— Begin GIVEN RECORDS —

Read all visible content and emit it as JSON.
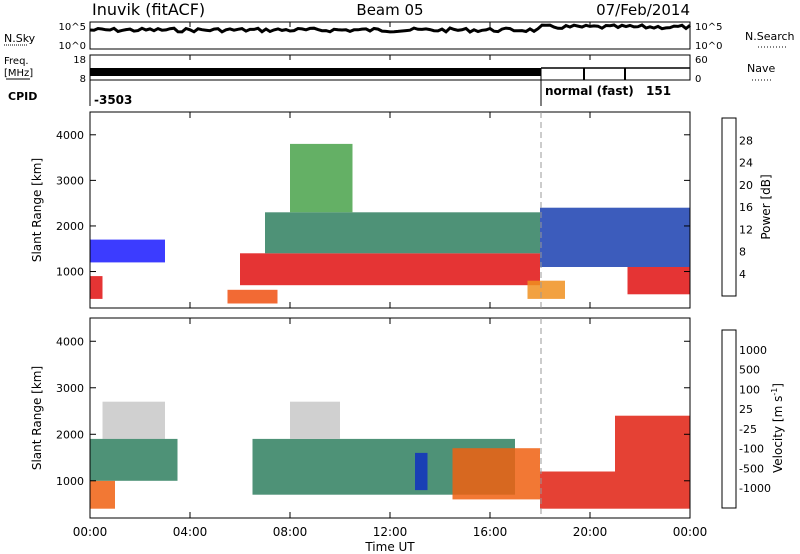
{
  "header": {
    "station": "Inuvik (fitACF)",
    "beam": "Beam 05",
    "date": "07/Feb/2014"
  },
  "top_panels": {
    "nsky_label": "N.Sky",
    "nsky_ticks": [
      "10^5",
      "10^0"
    ],
    "nsearch_label": "N.Search",
    "nsearch_ticks": [
      "10^5",
      "10^0"
    ],
    "freq_label": "Freq.",
    "freq_unit": "[MHz]",
    "freq_ticks": [
      "18",
      "8"
    ],
    "nave_label": "Nave",
    "nave_ticks": [
      "60",
      "0"
    ],
    "cpid_label": "CPID",
    "cpid_value": "-3503",
    "cpid_mode": "normal (fast)",
    "cpid_mode_value": "151"
  },
  "x_axis": {
    "label": "Time UT",
    "ticks": [
      "00:00",
      "04:00",
      "08:00",
      "12:00",
      "16:00",
      "20:00",
      "00:00"
    ]
  },
  "power_panel": {
    "ylabel": "Slant Range [km]",
    "yticks": [
      "4000",
      "3000",
      "2000",
      "1000"
    ],
    "colorbar_label": "Power [dB]",
    "colorbar_ticks": [
      "28",
      "24",
      "20",
      "16",
      "12",
      "8",
      "4"
    ],
    "colors": [
      "#1a1aff",
      "#1a3fb0",
      "#2f7f5f",
      "#49a24a",
      "#e0c020",
      "#f09020",
      "#f05010",
      "#e01010"
    ]
  },
  "velocity_panel": {
    "ylabel": "Slant Range [km]",
    "yticks": [
      "4000",
      "3000",
      "2000",
      "1000"
    ],
    "colorbar_label": "Velocity [m s",
    "colorbar_label_sup": "-1",
    "colorbar_label_end": "]",
    "colorbar_ticks": [
      "1000",
      "500",
      "100",
      "25",
      "-25",
      "-100",
      "-500",
      "-1000"
    ],
    "colors": [
      "#1030c0",
      "#2f5fa0",
      "#2f7f5f",
      "#49b040",
      "#c8c8c8",
      "#f09020",
      "#f06010",
      "#e02010",
      "#ff0000"
    ]
  },
  "chart_data": [
    {
      "type": "heatmap",
      "title": "Power",
      "xlabel": "Time UT",
      "ylabel": "Slant Range [km]",
      "xlim": [
        0,
        24
      ],
      "ylim": [
        200,
        4500
      ],
      "colorbar": "Power [dB]",
      "colorbar_range": [
        3,
        30
      ],
      "regions": [
        {
          "t_start": 0.0,
          "t_end": 0.5,
          "r_start": 400,
          "r_end": 900,
          "value": 28
        },
        {
          "t_start": 0.0,
          "t_end": 3.0,
          "r_start": 1200,
          "r_end": 1700,
          "value": 6
        },
        {
          "t_start": 5.5,
          "t_end": 7.5,
          "r_start": 300,
          "r_end": 600,
          "value": 26
        },
        {
          "t_start": 6.0,
          "t_end": 18.0,
          "r_start": 700,
          "r_end": 1400,
          "value": 28
        },
        {
          "t_start": 7.0,
          "t_end": 18.0,
          "r_start": 1400,
          "r_end": 2300,
          "value": 10
        },
        {
          "t_start": 8.0,
          "t_end": 10.5,
          "r_start": 2300,
          "r_end": 3800,
          "value": 14
        },
        {
          "t_start": 17.5,
          "t_end": 19.0,
          "r_start": 400,
          "r_end": 800,
          "value": 22
        },
        {
          "t_start": 21.5,
          "t_end": 24.0,
          "r_start": 500,
          "r_end": 1100,
          "value": 28
        },
        {
          "t_start": 18.0,
          "t_end": 24.0,
          "r_start": 1100,
          "r_end": 2400,
          "value": 8
        }
      ]
    },
    {
      "type": "heatmap",
      "title": "Velocity",
      "xlabel": "Time UT",
      "ylabel": "Slant Range [km]",
      "xlim": [
        0,
        24
      ],
      "ylim": [
        200,
        4500
      ],
      "colorbar": "Velocity [m s-1]",
      "colorbar_range": [
        -1000,
        1000
      ],
      "regions": [
        {
          "t_start": 0.0,
          "t_end": 1.0,
          "r_start": 400,
          "r_end": 1000,
          "value": -200
        },
        {
          "t_start": 0.5,
          "t_end": 3.0,
          "r_start": 1900,
          "r_end": 2700,
          "value": 0
        },
        {
          "t_start": 0.0,
          "t_end": 3.5,
          "r_start": 1000,
          "r_end": 1900,
          "value": 100
        },
        {
          "t_start": 6.5,
          "t_end": 17.0,
          "r_start": 700,
          "r_end": 1900,
          "value": 150
        },
        {
          "t_start": 8.0,
          "t_end": 10.0,
          "r_start": 1900,
          "r_end": 2700,
          "value": 0
        },
        {
          "t_start": 13.0,
          "t_end": 13.5,
          "r_start": 800,
          "r_end": 1600,
          "value": 800
        },
        {
          "t_start": 14.5,
          "t_end": 18.0,
          "r_start": 600,
          "r_end": 1700,
          "value": -150
        },
        {
          "t_start": 18.0,
          "t_end": 24.0,
          "r_start": 400,
          "r_end": 1200,
          "value": -300
        },
        {
          "t_start": 21.0,
          "t_end": 24.0,
          "r_start": 1200,
          "r_end": 2400,
          "value": -600
        }
      ]
    }
  ]
}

— End GIVEN RECORDS —

### TASK DETAILS
Quote the preceding records in their entirety, excluding every picture.

### RESULT BELOW
Read all visible content and emit it as JSON.
{
  "header": {
    "station": "Inuvik (fitACF)",
    "beam": "Beam 05",
    "date": "07/Feb/2014"
  },
  "top_panels": {
    "nsky_label": "N.Sky",
    "nsky_ticks": [
      "10^5",
      "10^0"
    ],
    "nsearch_label": "N.Search",
    "nsearch_ticks": [
      "10^5",
      "10^0"
    ],
    "freq_label": "Freq.",
    "freq_unit": "[MHz]",
    "freq_ticks": [
      "18",
      "8"
    ],
    "nave_label": "Nave",
    "nave_ticks": [
      "60",
      "0"
    ],
    "cpid_label": "CPID",
    "cpid_value": "-3503",
    "cpid_mode": "normal (fast)",
    "cpid_mode_value": "151"
  },
  "x_axis": {
    "label": "Time UT",
    "ticks": [
      "00:00",
      "04:00",
      "08:00",
      "12:00",
      "16:00",
      "20:00",
      "00:00"
    ]
  },
  "power_panel": {
    "ylabel": "Slant Range [km]",
    "yticks": [
      "4000",
      "3000",
      "2000",
      "1000"
    ],
    "colorbar_label": "Power [dB]",
    "colorbar_ticks": [
      "28",
      "24",
      "20",
      "16",
      "12",
      "8",
      "4"
    ],
    "colors": [
      "#1a1aff",
      "#1a3fb0",
      "#2f7f5f",
      "#49a24a",
      "#e0c020",
      "#f09020",
      "#f05010",
      "#e01010"
    ]
  },
  "velocity_panel": {
    "ylabel": "Slant Range [km]",
    "yticks": [
      "4000",
      "3000",
      "2000",
      "1000"
    ],
    "colorbar_label": "Velocity [m s",
    "colorbar_label_sup": "-1",
    "colorbar_label_end": "]",
    "colorbar_ticks": [
      "1000",
      "500",
      "100",
      "25",
      "-25",
      "-100",
      "-500",
      "-1000"
    ],
    "colors": [
      "#1030c0",
      "#2f5fa0",
      "#2f7f5f",
      "#49b040",
      "#c8c8c8",
      "#f09020",
      "#f06010",
      "#e02010",
      "#ff0000"
    ]
  },
  "chart_data": [
    {
      "type": "heatmap",
      "title": "Power",
      "xlabel": "Time UT",
      "ylabel": "Slant Range [km]",
      "xlim": [
        0,
        24
      ],
      "ylim": [
        200,
        4500
      ],
      "colorbar": "Power [dB]",
      "colorbar_range": [
        3,
        30
      ],
      "regions": [
        {
          "t_start": 0.0,
          "t_end": 0.5,
          "r_start": 400,
          "r_end": 900,
          "value": 28
        },
        {
          "t_start": 0.0,
          "t_end": 3.0,
          "r_start": 1200,
          "r_end": 1700,
          "value": 6
        },
        {
          "t_start": 5.5,
          "t_end": 7.5,
          "r_start": 300,
          "r_end": 600,
          "value": 26
        },
        {
          "t_start": 6.0,
          "t_end": 18.0,
          "r_start": 700,
          "r_end": 1400,
          "value": 28
        },
        {
          "t_start": 7.0,
          "t_end": 18.0,
          "r_start": 1400,
          "r_end": 2300,
          "value": 10
        },
        {
          "t_start": 8.0,
          "t_end": 10.5,
          "r_start": 2300,
          "r_end": 3800,
          "value": 14
        },
        {
          "t_start": 17.5,
          "t_end": 19.0,
          "r_start": 400,
          "r_end": 800,
          "value": 22
        },
        {
          "t_start": 21.5,
          "t_end": 24.0,
          "r_start": 500,
          "r_end": 1100,
          "value": 28
        },
        {
          "t_start": 18.0,
          "t_end": 24.0,
          "r_start": 1100,
          "r_end": 2400,
          "value": 8
        }
      ]
    },
    {
      "type": "heatmap",
      "title": "Velocity",
      "xlabel": "Time UT",
      "ylabel": "Slant Range [km]",
      "xlim": [
        0,
        24
      ],
      "ylim": [
        200,
        4500
      ],
      "colorbar": "Velocity [m s-1]",
      "colorbar_range": [
        -1000,
        1000
      ],
      "regions": [
        {
          "t_start": 0.0,
          "t_end": 1.0,
          "r_start": 400,
          "r_end": 1000,
          "value": -200
        },
        {
          "t_start": 0.5,
          "t_end": 3.0,
          "r_start": 1900,
          "r_end": 2700,
          "value": 0
        },
        {
          "t_start": 0.0,
          "t_end": 3.5,
          "r_start": 1000,
          "r_end": 1900,
          "value": 100
        },
        {
          "t_start": 6.5,
          "t_end": 17.0,
          "r_start": 700,
          "r_end": 1900,
          "value": 150
        },
        {
          "t_start": 8.0,
          "t_end": 10.0,
          "r_start": 1900,
          "r_end": 2700,
          "value": 0
        },
        {
          "t_start": 13.0,
          "t_end": 13.5,
          "r_start": 800,
          "r_end": 1600,
          "value": 800
        },
        {
          "t_start": 14.5,
          "t_end": 18.0,
          "r_start": 600,
          "r_end": 1700,
          "value": -150
        },
        {
          "t_start": 18.0,
          "t_end": 24.0,
          "r_start": 400,
          "r_end": 1200,
          "value": -300
        },
        {
          "t_start": 21.0,
          "t_end": 24.0,
          "r_start": 1200,
          "r_end": 2400,
          "value": -600
        }
      ]
    }
  ]
}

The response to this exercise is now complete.